● **SUPPLIED DATA**
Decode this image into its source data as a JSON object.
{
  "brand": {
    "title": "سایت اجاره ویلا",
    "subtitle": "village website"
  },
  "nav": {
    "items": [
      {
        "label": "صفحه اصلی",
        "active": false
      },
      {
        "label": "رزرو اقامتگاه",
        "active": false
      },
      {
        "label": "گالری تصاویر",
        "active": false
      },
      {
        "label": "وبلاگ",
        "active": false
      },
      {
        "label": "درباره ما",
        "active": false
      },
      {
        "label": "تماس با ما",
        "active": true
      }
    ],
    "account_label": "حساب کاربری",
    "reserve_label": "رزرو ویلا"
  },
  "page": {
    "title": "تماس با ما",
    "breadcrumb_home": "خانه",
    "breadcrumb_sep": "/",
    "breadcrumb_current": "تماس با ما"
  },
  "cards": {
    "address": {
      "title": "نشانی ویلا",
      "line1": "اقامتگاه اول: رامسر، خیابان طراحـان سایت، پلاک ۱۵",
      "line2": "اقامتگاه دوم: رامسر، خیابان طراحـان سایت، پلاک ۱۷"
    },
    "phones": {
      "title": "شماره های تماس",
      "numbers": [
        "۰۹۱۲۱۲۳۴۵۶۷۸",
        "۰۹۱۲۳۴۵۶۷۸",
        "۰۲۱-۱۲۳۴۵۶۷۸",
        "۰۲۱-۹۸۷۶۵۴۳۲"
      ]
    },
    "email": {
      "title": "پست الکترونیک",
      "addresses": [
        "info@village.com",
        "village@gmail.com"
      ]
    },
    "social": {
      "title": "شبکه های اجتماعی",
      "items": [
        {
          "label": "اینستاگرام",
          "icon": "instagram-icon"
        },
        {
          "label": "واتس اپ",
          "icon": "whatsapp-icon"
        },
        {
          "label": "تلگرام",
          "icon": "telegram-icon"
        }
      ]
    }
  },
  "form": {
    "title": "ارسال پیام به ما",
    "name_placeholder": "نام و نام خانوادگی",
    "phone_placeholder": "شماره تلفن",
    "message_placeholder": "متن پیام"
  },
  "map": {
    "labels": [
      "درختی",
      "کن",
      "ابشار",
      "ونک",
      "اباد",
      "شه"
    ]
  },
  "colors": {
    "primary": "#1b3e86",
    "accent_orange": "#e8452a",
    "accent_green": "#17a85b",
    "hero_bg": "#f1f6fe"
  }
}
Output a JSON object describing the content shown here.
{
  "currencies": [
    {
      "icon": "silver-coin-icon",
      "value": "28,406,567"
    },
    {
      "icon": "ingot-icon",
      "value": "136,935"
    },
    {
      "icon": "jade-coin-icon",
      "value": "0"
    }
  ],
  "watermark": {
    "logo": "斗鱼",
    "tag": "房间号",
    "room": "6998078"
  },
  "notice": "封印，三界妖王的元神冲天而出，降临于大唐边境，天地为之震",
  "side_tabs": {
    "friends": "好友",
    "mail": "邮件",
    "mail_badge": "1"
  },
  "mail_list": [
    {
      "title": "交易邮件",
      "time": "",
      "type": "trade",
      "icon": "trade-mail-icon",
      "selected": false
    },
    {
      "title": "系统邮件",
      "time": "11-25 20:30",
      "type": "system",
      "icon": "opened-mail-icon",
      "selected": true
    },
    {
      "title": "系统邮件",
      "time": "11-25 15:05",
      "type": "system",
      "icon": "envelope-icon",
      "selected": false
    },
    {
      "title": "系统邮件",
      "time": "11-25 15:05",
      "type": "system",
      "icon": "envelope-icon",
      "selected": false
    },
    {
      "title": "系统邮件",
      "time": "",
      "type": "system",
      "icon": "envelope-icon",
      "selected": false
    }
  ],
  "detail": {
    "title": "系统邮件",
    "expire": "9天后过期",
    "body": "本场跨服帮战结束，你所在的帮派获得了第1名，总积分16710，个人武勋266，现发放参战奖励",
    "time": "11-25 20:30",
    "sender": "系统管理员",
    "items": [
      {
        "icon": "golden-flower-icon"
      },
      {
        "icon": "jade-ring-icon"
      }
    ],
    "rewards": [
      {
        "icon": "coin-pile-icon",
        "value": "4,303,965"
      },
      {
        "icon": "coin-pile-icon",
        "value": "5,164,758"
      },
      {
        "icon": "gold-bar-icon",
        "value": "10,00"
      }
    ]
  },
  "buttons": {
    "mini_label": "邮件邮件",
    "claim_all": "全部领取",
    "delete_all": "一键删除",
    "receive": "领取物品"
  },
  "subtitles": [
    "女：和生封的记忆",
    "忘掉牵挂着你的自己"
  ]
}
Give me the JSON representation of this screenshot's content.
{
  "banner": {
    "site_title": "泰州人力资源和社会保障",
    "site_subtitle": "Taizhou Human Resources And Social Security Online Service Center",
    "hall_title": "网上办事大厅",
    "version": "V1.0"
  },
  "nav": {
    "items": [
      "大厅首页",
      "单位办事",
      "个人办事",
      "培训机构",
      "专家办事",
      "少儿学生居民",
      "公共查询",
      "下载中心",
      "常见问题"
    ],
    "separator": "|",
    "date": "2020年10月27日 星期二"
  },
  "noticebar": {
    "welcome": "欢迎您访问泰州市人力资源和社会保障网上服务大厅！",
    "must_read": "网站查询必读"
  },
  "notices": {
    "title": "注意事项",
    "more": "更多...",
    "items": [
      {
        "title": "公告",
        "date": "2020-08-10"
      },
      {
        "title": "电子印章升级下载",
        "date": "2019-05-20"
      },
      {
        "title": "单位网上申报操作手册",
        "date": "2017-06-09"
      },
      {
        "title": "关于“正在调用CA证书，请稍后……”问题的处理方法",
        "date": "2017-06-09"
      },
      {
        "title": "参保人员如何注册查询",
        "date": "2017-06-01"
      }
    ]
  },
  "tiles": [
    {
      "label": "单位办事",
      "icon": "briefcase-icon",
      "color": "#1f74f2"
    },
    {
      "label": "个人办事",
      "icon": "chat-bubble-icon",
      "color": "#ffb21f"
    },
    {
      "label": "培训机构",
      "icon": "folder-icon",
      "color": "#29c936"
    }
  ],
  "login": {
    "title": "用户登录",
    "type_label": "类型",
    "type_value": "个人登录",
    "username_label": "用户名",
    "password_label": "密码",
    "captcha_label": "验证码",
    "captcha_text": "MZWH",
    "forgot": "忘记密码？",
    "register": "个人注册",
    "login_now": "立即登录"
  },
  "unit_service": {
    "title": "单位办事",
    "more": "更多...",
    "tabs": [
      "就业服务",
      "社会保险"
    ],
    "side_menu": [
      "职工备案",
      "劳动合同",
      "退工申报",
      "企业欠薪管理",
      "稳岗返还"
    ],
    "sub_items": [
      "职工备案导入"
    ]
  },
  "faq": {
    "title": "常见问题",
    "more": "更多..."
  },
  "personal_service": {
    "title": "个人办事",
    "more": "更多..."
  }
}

● **PROBLEM**
Copy the material above, line for line.

● **SOLUTION**
Decode this image into its source data as a JSON object.
{
  "brand": {
    "title": "سایت اجاره ویلا",
    "subtitle": "village website"
  },
  "nav": {
    "items": [
      {
        "label": "صفحه اصلی",
        "active": false
      },
      {
        "label": "رزرو اقامتگاه",
        "active": false
      },
      {
        "label": "گالری تصاویر",
        "active": false
      },
      {
        "label": "وبلاگ",
        "active": false
      },
      {
        "label": "درباره ما",
        "active": false
      },
      {
        "label": "تماس با ما",
        "active": true
      }
    ],
    "account_label": "حساب کاربری",
    "reserve_label": "رزرو ویلا"
  },
  "page": {
    "title": "تماس با ما",
    "breadcrumb_home": "خانه",
    "breadcrumb_sep": "/",
    "breadcrumb_current": "تماس با ما"
  },
  "cards": {
    "address": {
      "title": "نشانی ویلا",
      "line1": "اقامتگاه اول: رامسر، خیابان طراحـان سایت، پلاک ۱۵",
      "line2": "اقامتگاه دوم: رامسر، خیابان طراحـان سایت، پلاک ۱۷"
    },
    "phones": {
      "title": "شماره های تماس",
      "numbers": [
        "۰۹۱۲۱۲۳۴۵۶۷۸",
        "۰۹۱۲۳۴۵۶۷۸",
        "۰۲۱-۱۲۳۴۵۶۷۸",
        "۰۲۱-۹۸۷۶۵۴۳۲"
      ]
    },
    "email": {
      "title": "پست الکترونیک",
      "addresses": [
        "info@village.com",
        "village@gmail.com"
      ]
    },
    "social": {
      "title": "شبکه های اجتماعی",
      "items": [
        {
          "label": "اینستاگرام",
          "icon": "instagram-icon"
        },
        {
          "label": "واتس اپ",
          "icon": "whatsapp-icon"
        },
        {
          "label": "تلگرام",
          "icon": "telegram-icon"
        }
      ]
    }
  },
  "form": {
    "title": "ارسال پیام به ما",
    "name_placeholder": "نام و نام خانوادگی",
    "phone_placeholder": "شماره تلفن",
    "message_placeholder": "متن پیام"
  },
  "map": {
    "labels": [
      "درختی",
      "کن",
      "ابشار",
      "ونک",
      "اباد",
      "شه"
    ]
  },
  "colors": {
    "primary": "#1b3e86",
    "accent_orange": "#e8452a",
    "accent_green": "#17a85b",
    "hero_bg": "#f1f6fe"
  }
}
Output a JSON object describing the content shown here.
{
  "currencies": [
    {
      "icon": "silver-coin-icon",
      "value": "28,406,567"
    },
    {
      "icon": "ingot-icon",
      "value": "136,935"
    },
    {
      "icon": "jade-coin-icon",
      "value": "0"
    }
  ],
  "watermark": {
    "logo": "斗鱼",
    "tag": "房间号",
    "room": "6998078"
  },
  "notice": "封印，三界妖王的元神冲天而出，降临于大唐边境，天地为之震",
  "side_tabs": {
    "friends": "好友",
    "mail": "邮件",
    "mail_badge": "1"
  },
  "mail_list": [
    {
      "title": "交易邮件",
      "time": "",
      "type": "trade",
      "icon": "trade-mail-icon",
      "selected": false
    },
    {
      "title": "系统邮件",
      "time": "11-25 20:30",
      "type": "system",
      "icon": "opened-mail-icon",
      "selected": true
    },
    {
      "title": "系统邮件",
      "time": "11-25 15:05",
      "type": "system",
      "icon": "envelope-icon",
      "selected": false
    },
    {
      "title": "系统邮件",
      "time": "11-25 15:05",
      "type": "system",
      "icon": "envelope-icon",
      "selected": false
    },
    {
      "title": "系统邮件",
      "time": "",
      "type": "system",
      "icon": "envelope-icon",
      "selected": false
    }
  ],
  "detail": {
    "title": "系统邮件",
    "expire": "9天后过期",
    "body": "本场跨服帮战结束，你所在的帮派获得了第1名，总积分16710，个人武勋266，现发放参战奖励",
    "time": "11-25 20:30",
    "sender": "系统管理员",
    "items": [
      {
        "icon": "golden-flower-icon"
      },
      {
        "icon": "jade-ring-icon"
      }
    ],
    "rewards": [
      {
        "icon": "coin-pile-icon",
        "value": "4,303,965"
      },
      {
        "icon": "coin-pile-icon",
        "value": "5,164,758"
      },
      {
        "icon": "gold-bar-icon",
        "value": "10,00"
      }
    ]
  },
  "buttons": {
    "mini_label": "邮件邮件",
    "claim_all": "全部领取",
    "delete_all": "一键删除",
    "receive": "领取物品"
  },
  "subtitles": [
    "女：和生封的记忆",
    "忘掉牵挂着你的自己"
  ]
}
Give me the JSON representation of this screenshot's content.
{
  "banner": {
    "site_title": "泰州人力资源和社会保障",
    "site_subtitle": "Taizhou Human Resources And Social Security Online Service Center",
    "hall_title": "网上办事大厅",
    "version": "V1.0"
  },
  "nav": {
    "items": [
      "大厅首页",
      "单位办事",
      "个人办事",
      "培训机构",
      "专家办事",
      "少儿学生居民",
      "公共查询",
      "下载中心",
      "常见问题"
    ],
    "separator": "|",
    "date": "2020年10月27日 星期二"
  },
  "noticebar": {
    "welcome": "欢迎您访问泰州市人力资源和社会保障网上服务大厅！",
    "must_read": "网站查询必读"
  },
  "notices": {
    "title": "注意事项",
    "more": "更多...",
    "items": [
      {
        "title": "公告",
        "date": "2020-08-10"
      },
      {
        "title": "电子印章升级下载",
        "date": "2019-05-20"
      },
      {
        "title": "单位网上申报操作手册",
        "date": "2017-06-09"
      },
      {
        "title": "关于“正在调用CA证书，请稍后……”问题的处理方法",
        "date": "2017-06-09"
      },
      {
        "title": "参保人员如何注册查询",
        "date": "2017-06-01"
      }
    ]
  },
  "tiles": [
    {
      "label": "单位办事",
      "icon": "briefcase-icon",
      "color": "#1f74f2"
    },
    {
      "label": "个人办事",
      "icon": "chat-bubble-icon",
      "color": "#ffb21f"
    },
    {
      "label": "培训机构",
      "icon": "folder-icon",
      "color": "#29c936"
    }
  ],
  "login": {
    "title": "用户登录",
    "type_label": "类型",
    "type_value": "个人登录",
    "username_label": "用户名",
    "password_label": "密码",
    "captcha_label": "验证码",
    "captcha_text": "MZWH",
    "forgot": "忘记密码？",
    "register": "个人注册",
    "login_now": "立即登录"
  },
  "unit_service": {
    "title": "单位办事",
    "more": "更多...",
    "tabs": [
      "就业服务",
      "社会保险"
    ],
    "side_menu": [
      "职工备案",
      "劳动合同",
      "退工申报",
      "企业欠薪管理",
      "稳岗返还"
    ],
    "sub_items": [
      "职工备案导入"
    ]
  },
  "faq": {
    "title": "常见问题",
    "more": "更多..."
  },
  "personal_service": {
    "title": "个人办事",
    "more": "更多..."
  }
}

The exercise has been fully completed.